Locate every line in the records below that holds the word "type" and return each one.

━━━━━━━━━━━━━━━━

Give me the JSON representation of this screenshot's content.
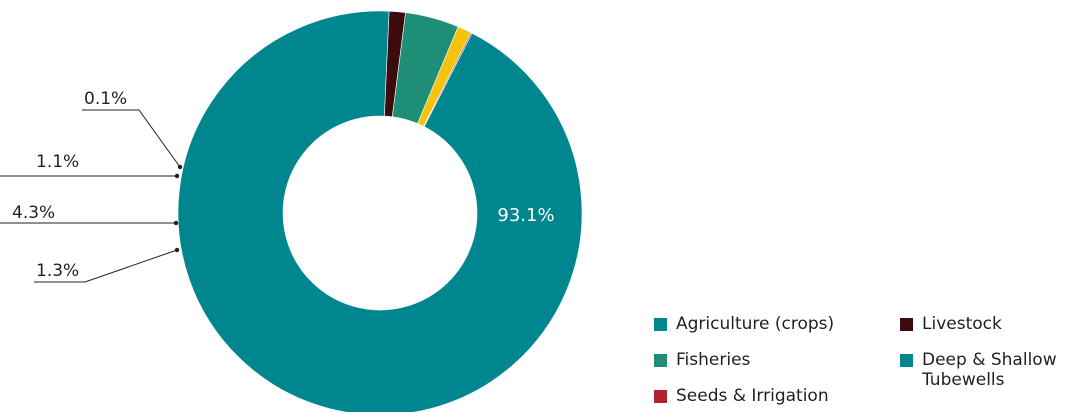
{
  "chart_data": {
    "type": "pie",
    "donut": true,
    "title": "",
    "series": [
      {
        "name": "Agriculture (crops)",
        "value": 93.1,
        "label": "93.1%",
        "color": "#00868f"
      },
      {
        "name": "Livestock",
        "value": 1.3,
        "label": "1.3%",
        "color": "#3d0a0e"
      },
      {
        "name": "Fisheries",
        "value": 4.3,
        "label": "4.3%",
        "color": "#1e8f76"
      },
      {
        "name": "Deep & Shallow Tubewells",
        "value": 1.1,
        "label": "1.1%",
        "color": "#f4c30f"
      },
      {
        "name": "Seeds & Irrigation",
        "value": 0.1,
        "label": "0.1%",
        "color": "#b5222f"
      }
    ],
    "legend": {
      "placement": "bottom-right",
      "items": [
        {
          "label": "Agriculture (crops)",
          "color": "#00868f"
        },
        {
          "label": "Livestock",
          "color": "#3d0a0e"
        },
        {
          "label": "Fisheries",
          "color": "#1e8f76"
        },
        {
          "label": "Deep & Shallow\nTubewells",
          "color": "#00868f"
        },
        {
          "label": "Seeds & Irrigation",
          "color": "#b5222f"
        }
      ]
    }
  }
}
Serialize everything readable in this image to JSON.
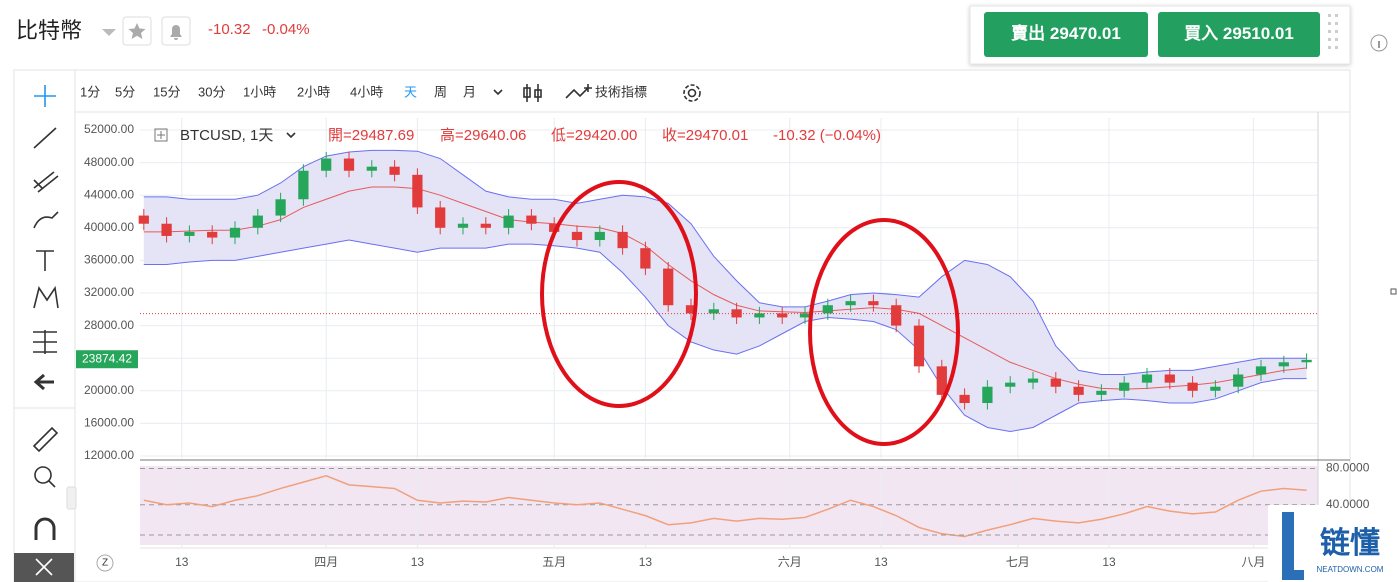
{
  "header": {
    "symbol": "比特幣",
    "change": -10.32,
    "change_pct": "-0.04%",
    "sell": {
      "label": "賣出",
      "price": 29470.01
    },
    "buy": {
      "label": "買入",
      "price": 29510.01
    }
  },
  "toolbar": {
    "intervals": [
      "1分",
      "5分",
      "15分",
      "30分",
      "1小時",
      "2小時",
      "4小時",
      "天",
      "周",
      "月"
    ],
    "indicators": "技術指標"
  },
  "legend": {
    "symbol": "BTCUSD, 1天",
    "ohlc": [
      "開=29487.69",
      "高=29640.06",
      "低=29420.00",
      "收=29470.01"
    ],
    "change": "-10.32 (−0.04%)"
  },
  "chart_data": [
    {
      "type": "candlestick",
      "up_color": "#26a65b",
      "down_color": "#e23b3b",
      "x": [
        0,
        3,
        6,
        9,
        12,
        15,
        18,
        21,
        24,
        27,
        30,
        33,
        36,
        39,
        42,
        45,
        48,
        51,
        54,
        57,
        60,
        63,
        66,
        69,
        72,
        75,
        78,
        81,
        84,
        87,
        90,
        93,
        96,
        99,
        102,
        105,
        108,
        111,
        114,
        117,
        120,
        123,
        126,
        129,
        132,
        135,
        138,
        141,
        144,
        147,
        150,
        153
      ],
      "open": [
        41500,
        40500,
        39000,
        39500,
        38800,
        40000,
        41500,
        43500,
        47000,
        48500,
        47000,
        47500,
        46500,
        42500,
        40000,
        40500,
        40000,
        41500,
        40500,
        39500,
        38500,
        39500,
        37500,
        35000,
        30500,
        29500,
        30000,
        29000,
        29500,
        29000,
        29500,
        30500,
        31000,
        30500,
        28000,
        23000,
        19500,
        18500,
        20500,
        21000,
        21500,
        20500,
        19500,
        20000,
        21000,
        22000,
        21000,
        20000,
        20500,
        22000,
        23000,
        23500
      ],
      "high": [
        42300,
        41300,
        40300,
        40300,
        40800,
        42300,
        44300,
        47800,
        49300,
        49300,
        48300,
        48300,
        47300,
        43300,
        41300,
        41300,
        42300,
        42300,
        41300,
        40300,
        40300,
        40300,
        38300,
        35800,
        31300,
        30800,
        30800,
        30300,
        30300,
        30300,
        31300,
        31800,
        31800,
        31300,
        28800,
        23800,
        20300,
        21300,
        21800,
        22300,
        22300,
        21300,
        20800,
        21800,
        22800,
        22800,
        21800,
        21300,
        22800,
        23800,
        24300,
        24600
      ],
      "low": [
        39700,
        38200,
        38200,
        38000,
        38000,
        39200,
        40700,
        42700,
        46200,
        46200,
        46200,
        45700,
        41700,
        39200,
        39200,
        39200,
        39200,
        39700,
        38700,
        37700,
        37700,
        36700,
        34200,
        29700,
        28700,
        28700,
        28200,
        28200,
        28200,
        28200,
        28700,
        29700,
        29700,
        27200,
        22200,
        18700,
        17700,
        17700,
        19700,
        20200,
        19700,
        18700,
        18700,
        19200,
        20200,
        20200,
        19200,
        19200,
        19700,
        21200,
        22200,
        22700
      ],
      "close": [
        40500,
        39000,
        39500,
        38800,
        40000,
        41500,
        43500,
        47000,
        48500,
        47000,
        47500,
        46500,
        42500,
        40000,
        40500,
        40000,
        41500,
        40500,
        39500,
        38500,
        39500,
        37500,
        35000,
        30500,
        29500,
        30000,
        29000,
        29500,
        29000,
        29500,
        30500,
        31000,
        30500,
        28000,
        23000,
        19500,
        18500,
        20500,
        21000,
        21500,
        20500,
        19500,
        20000,
        21000,
        22000,
        21000,
        20000,
        20500,
        22000,
        23000,
        23500,
        23800
      ],
      "overlays": [
        {
          "color": "#6b6ff0",
          "values": [
            43800,
            43800,
            43500,
            43500,
            43500,
            44000,
            45500,
            47500,
            48800,
            49300,
            49500,
            49500,
            49400,
            48500,
            46500,
            44500,
            43800,
            43500,
            43500,
            43000,
            43500,
            44000,
            43800,
            43000,
            40500,
            36500,
            33500,
            30800,
            30300,
            30300,
            31000,
            31800,
            32000,
            31800,
            31500,
            34000,
            36000,
            35500,
            34000,
            31000,
            25500,
            22500,
            22000,
            22000,
            22300,
            22500,
            22500,
            23000,
            23500,
            24000,
            24000,
            24000
          ]
        },
        {
          "color": "#e85a5a",
          "values": [
            39500,
            39500,
            39600,
            39700,
            39700,
            40200,
            41000,
            42500,
            43500,
            44500,
            45000,
            45000,
            44800,
            44000,
            43000,
            42000,
            41000,
            40700,
            40500,
            40200,
            40000,
            39300,
            37800,
            35500,
            33500,
            31800,
            30500,
            29800,
            29700,
            29600,
            29800,
            30000,
            30200,
            30000,
            29500,
            28000,
            26500,
            25000,
            23500,
            22500,
            21500,
            20800,
            20300,
            20200,
            20300,
            20500,
            20700,
            21000,
            21500,
            22000,
            22500,
            22800
          ]
        },
        {
          "color": "#6b6ff0",
          "values": [
            35500,
            35500,
            35800,
            36000,
            36000,
            36500,
            37000,
            37500,
            38000,
            38500,
            38000,
            37500,
            37000,
            37500,
            37500,
            37500,
            38000,
            38000,
            37800,
            37500,
            37000,
            34500,
            31500,
            28000,
            26000,
            25000,
            24500,
            25500,
            27000,
            28500,
            29000,
            28800,
            28500,
            27500,
            25000,
            20500,
            17000,
            15500,
            15000,
            15500,
            17000,
            18500,
            18800,
            19000,
            18800,
            18500,
            18500,
            19000,
            20000,
            21000,
            21500,
            21500
          ]
        }
      ],
      "band_fill": "#e4e4f6",
      "xlim": [
        -0.5,
        154.5
      ],
      "xticks": [
        {
          "value": 5,
          "label": "13"
        },
        {
          "value": 24,
          "label": "四月"
        },
        {
          "value": 36,
          "label": "13"
        },
        {
          "value": 54,
          "label": "五月"
        },
        {
          "value": 66,
          "label": "13"
        },
        {
          "value": 85,
          "label": "六月"
        },
        {
          "value": 97,
          "label": "13"
        },
        {
          "value": 115,
          "label": "七月"
        },
        {
          "value": 127,
          "label": "13"
        },
        {
          "value": 146,
          "label": "八月"
        }
      ],
      "ylim": [
        12000,
        52000
      ],
      "yticks": [
        {
          "value": 52000,
          "label": "52000.00"
        },
        {
          "value": 48000,
          "label": "48000.00"
        },
        {
          "value": 44000,
          "label": "44000.00"
        },
        {
          "value": 40000,
          "label": "40000.00"
        },
        {
          "value": 36000,
          "label": "36000.00"
        },
        {
          "value": 32000,
          "label": "32000.00"
        },
        {
          "value": 28000,
          "label": "28000.00"
        },
        {
          "value": 24000,
          "label": "24000.00"
        },
        {
          "value": 20000,
          "label": "20000.00"
        },
        {
          "value": 16000,
          "label": "16000.00"
        },
        {
          "value": 12000,
          "label": "12000.00"
        }
      ],
      "grid": true,
      "price_tag": 23874.42
    },
    {
      "type": "line",
      "color": "#f0a07a",
      "background": "#f3e6f3",
      "values": [
        45,
        40,
        42,
        38,
        45,
        50,
        58,
        65,
        72,
        62,
        60,
        58,
        45,
        42,
        44,
        43,
        48,
        45,
        42,
        40,
        42,
        35,
        28,
        18,
        20,
        25,
        22,
        25,
        24,
        26,
        35,
        45,
        38,
        28,
        15,
        8,
        5,
        12,
        18,
        25,
        22,
        20,
        24,
        30,
        38,
        33,
        30,
        32,
        45,
        55,
        58,
        56
      ],
      "ylim": [
        0,
        85
      ],
      "yticks": [
        {
          "value": 80,
          "label": "80.0000"
        },
        {
          "value": 40,
          "label": "40.0000"
        }
      ]
    }
  ],
  "watermark": {
    "name": "链懂",
    "site": "NEATDOWN.COM"
  }
}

━━━━━━━━━━━━━━━━

#### [WRITTEN RESPONSE]
    "type": "pie",
      "type": "candlestick",
      "type": "line",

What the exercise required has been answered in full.